▶ **WRITTEN EXERCISE**
Copy all of the material below exactly.

▶ **RECORDS SHOWN**
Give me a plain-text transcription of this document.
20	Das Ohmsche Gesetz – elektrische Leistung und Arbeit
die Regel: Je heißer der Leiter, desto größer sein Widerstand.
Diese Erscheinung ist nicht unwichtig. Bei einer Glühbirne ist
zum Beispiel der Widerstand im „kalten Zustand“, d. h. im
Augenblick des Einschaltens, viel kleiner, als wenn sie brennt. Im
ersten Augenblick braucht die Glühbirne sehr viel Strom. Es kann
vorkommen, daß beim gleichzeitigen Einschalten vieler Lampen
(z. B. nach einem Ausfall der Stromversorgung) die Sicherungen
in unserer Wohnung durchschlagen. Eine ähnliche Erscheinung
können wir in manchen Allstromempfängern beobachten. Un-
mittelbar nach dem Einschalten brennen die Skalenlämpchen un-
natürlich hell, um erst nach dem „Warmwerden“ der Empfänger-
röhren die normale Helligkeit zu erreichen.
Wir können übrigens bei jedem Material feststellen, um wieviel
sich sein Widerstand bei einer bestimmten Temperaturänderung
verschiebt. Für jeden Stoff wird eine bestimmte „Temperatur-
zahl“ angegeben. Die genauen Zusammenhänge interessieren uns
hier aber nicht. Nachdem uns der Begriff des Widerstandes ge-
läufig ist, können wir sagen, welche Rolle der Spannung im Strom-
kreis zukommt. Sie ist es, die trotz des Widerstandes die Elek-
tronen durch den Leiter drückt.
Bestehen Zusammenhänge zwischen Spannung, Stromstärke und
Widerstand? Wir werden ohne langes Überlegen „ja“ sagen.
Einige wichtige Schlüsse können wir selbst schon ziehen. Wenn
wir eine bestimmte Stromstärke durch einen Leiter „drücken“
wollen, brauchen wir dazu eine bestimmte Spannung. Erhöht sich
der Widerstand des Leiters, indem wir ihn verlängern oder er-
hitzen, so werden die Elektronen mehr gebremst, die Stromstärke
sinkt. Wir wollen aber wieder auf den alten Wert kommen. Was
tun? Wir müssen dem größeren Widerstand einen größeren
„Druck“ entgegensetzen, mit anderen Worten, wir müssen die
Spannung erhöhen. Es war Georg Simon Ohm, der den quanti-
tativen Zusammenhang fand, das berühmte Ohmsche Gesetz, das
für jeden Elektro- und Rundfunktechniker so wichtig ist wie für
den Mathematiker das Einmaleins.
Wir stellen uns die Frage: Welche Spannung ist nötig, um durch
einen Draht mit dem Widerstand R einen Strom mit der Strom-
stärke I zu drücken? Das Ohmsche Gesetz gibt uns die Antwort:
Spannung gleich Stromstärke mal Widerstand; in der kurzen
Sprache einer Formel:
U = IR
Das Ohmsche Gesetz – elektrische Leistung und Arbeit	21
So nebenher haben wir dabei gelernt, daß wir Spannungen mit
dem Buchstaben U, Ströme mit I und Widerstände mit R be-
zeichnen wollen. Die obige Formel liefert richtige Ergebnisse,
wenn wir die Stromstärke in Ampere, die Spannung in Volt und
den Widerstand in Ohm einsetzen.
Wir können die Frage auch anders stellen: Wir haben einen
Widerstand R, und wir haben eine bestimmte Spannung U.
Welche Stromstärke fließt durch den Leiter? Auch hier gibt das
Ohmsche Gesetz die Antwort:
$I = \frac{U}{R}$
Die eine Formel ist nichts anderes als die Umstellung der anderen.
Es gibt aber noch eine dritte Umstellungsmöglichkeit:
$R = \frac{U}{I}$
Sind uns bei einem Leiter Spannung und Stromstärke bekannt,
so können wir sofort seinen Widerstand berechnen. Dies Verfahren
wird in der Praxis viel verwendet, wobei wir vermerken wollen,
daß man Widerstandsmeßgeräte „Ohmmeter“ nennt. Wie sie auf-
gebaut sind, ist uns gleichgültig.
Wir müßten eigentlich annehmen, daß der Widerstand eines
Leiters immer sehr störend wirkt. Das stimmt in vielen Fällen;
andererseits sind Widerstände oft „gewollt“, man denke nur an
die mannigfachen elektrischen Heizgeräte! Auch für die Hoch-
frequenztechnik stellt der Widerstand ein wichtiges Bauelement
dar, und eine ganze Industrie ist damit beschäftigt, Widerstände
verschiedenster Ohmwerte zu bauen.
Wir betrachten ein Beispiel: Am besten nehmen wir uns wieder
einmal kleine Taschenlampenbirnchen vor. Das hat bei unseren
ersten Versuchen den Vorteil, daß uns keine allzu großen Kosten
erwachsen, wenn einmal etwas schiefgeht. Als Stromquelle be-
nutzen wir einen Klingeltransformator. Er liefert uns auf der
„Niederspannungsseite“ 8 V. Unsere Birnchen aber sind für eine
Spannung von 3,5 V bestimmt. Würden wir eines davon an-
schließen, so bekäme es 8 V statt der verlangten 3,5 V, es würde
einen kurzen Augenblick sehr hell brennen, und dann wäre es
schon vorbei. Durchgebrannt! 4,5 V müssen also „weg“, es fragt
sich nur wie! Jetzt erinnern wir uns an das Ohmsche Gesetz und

▶ **SOLUTION**
Give me a plain-text transcription of this document.
20	Das Ohmsche Gesetz – elektrische Leistung und Arbeit
die Regel: Je heißer der Leiter, desto größer sein Widerstand.
Diese Erscheinung ist nicht unwichtig. Bei einer Glühbirne ist
zum Beispiel der Widerstand im „kalten Zustand“, d. h. im
Augenblick des Einschaltens, viel kleiner, als wenn sie brennt. Im
ersten Augenblick braucht die Glühbirne sehr viel Strom. Es kann
vorkommen, daß beim gleichzeitigen Einschalten vieler Lampen
(z. B. nach einem Ausfall der Stromversorgung) die Sicherungen
in unserer Wohnung durchschlagen. Eine ähnliche Erscheinung
können wir in manchen Allstromempfängern beobachten. Un-
mittelbar nach dem Einschalten brennen die Skalenlämpchen un-
natürlich hell, um erst nach dem „Warmwerden“ der Empfänger-
röhren die normale Helligkeit zu erreichen.
Wir können übrigens bei jedem Material feststellen, um wieviel
sich sein Widerstand bei einer bestimmten Temperaturänderung
verschiebt. Für jeden Stoff wird eine bestimmte „Temperatur-
zahl“ angegeben. Die genauen Zusammenhänge interessieren uns
hier aber nicht. Nachdem uns der Begriff des Widerstandes ge-
läufig ist, können wir sagen, welche Rolle der Spannung im Strom-
kreis zukommt. Sie ist es, die trotz des Widerstandes die Elek-
tronen durch den Leiter drückt.
Bestehen Zusammenhänge zwischen Spannung, Stromstärke und
Widerstand? Wir werden ohne langes Überlegen „ja“ sagen.
Einige wichtige Schlüsse können wir selbst schon ziehen. Wenn
wir eine bestimmte Stromstärke durch einen Leiter „drücken“
wollen, brauchen wir dazu eine bestimmte Spannung. Erhöht sich
der Widerstand des Leiters, indem wir ihn verlängern oder er-
hitzen, so werden die Elektronen mehr gebremst, die Stromstärke
sinkt. Wir wollen aber wieder auf den alten Wert kommen. Was
tun? Wir müssen dem größeren Widerstand einen größeren
„Druck“ entgegensetzen, mit anderen Worten, wir müssen die
Spannung erhöhen. Es war Georg Simon Ohm, der den quanti-
tativen Zusammenhang fand, das berühmte Ohmsche Gesetz, das
für jeden Elektro- und Rundfunktechniker so wichtig ist wie für
den Mathematiker das Einmaleins.
Wir stellen uns die Frage: Welche Spannung ist nötig, um durch
einen Draht mit dem Widerstand R einen Strom mit der Strom-
stärke I zu drücken? Das Ohmsche Gesetz gibt uns die Antwort:
Spannung gleich Stromstärke mal Widerstand; in der kurzen
Sprache einer Formel:
U = IR
Das Ohmsche Gesetz – elektrische Leistung und Arbeit	21
So nebenher haben wir dabei gelernt, daß wir Spannungen mit
dem Buchstaben U, Ströme mit I und Widerstände mit R be-
zeichnen wollen. Die obige Formel liefert richtige Ergebnisse,
wenn wir die Stromstärke in Ampere, die Spannung in Volt und
den Widerstand in Ohm einsetzen.
Wir können die Frage auch anders stellen: Wir haben einen
Widerstand R, und wir haben eine bestimmte Spannung U.
Welche Stromstärke fließt durch den Leiter? Auch hier gibt das
Ohmsche Gesetz die Antwort:
$I = \frac{U}{R}$
Die eine Formel ist nichts anderes als die Umstellung der anderen.
Es gibt aber noch eine dritte Umstellungsmöglichkeit:
$R = \frac{U}{I}$
Sind uns bei einem Leiter Spannung und Stromstärke bekannt,
so können wir sofort seinen Widerstand berechnen. Dies Verfahren
wird in der Praxis viel verwendet, wobei wir vermerken wollen,
daß man Widerstandsmeßgeräte „Ohmmeter“ nennt. Wie sie auf-
gebaut sind, ist uns gleichgültig.
Wir müßten eigentlich annehmen, daß der Widerstand eines
Leiters immer sehr störend wirkt. Das stimmt in vielen Fällen;
andererseits sind Widerstände oft „gewollt“, man denke nur an
die mannigfachen elektrischen Heizgeräte! Auch für die Hoch-
frequenztechnik stellt der Widerstand ein wichtiges Bauelement
dar, und eine ganze Industrie ist damit beschäftigt, Widerstände
verschiedenster Ohmwerte zu bauen.
Wir betrachten ein Beispiel: Am besten nehmen wir uns wieder
einmal kleine Taschenlampenbirnchen vor. Das hat bei unseren
ersten Versuchen den Vorteil, daß uns keine allzu großen Kosten
erwachsen, wenn einmal etwas schiefgeht. Als Stromquelle be-
nutzen wir einen Klingeltransformator. Er liefert uns auf der
„Niederspannungsseite“ 8 V. Unsere Birnchen aber sind für eine
Spannung von 3,5 V bestimmt. Würden wir eines davon an-
schließen, so bekäme es 8 V statt der verlangten 3,5 V, es würde
einen kurzen Augenblick sehr hell brennen, und dann wäre es
schon vorbei. Durchgebrannt! 4,5 V müssen also „weg“, es fragt
sich nur wie! Jetzt erinnern wir uns an das Ohmsche Gesetz und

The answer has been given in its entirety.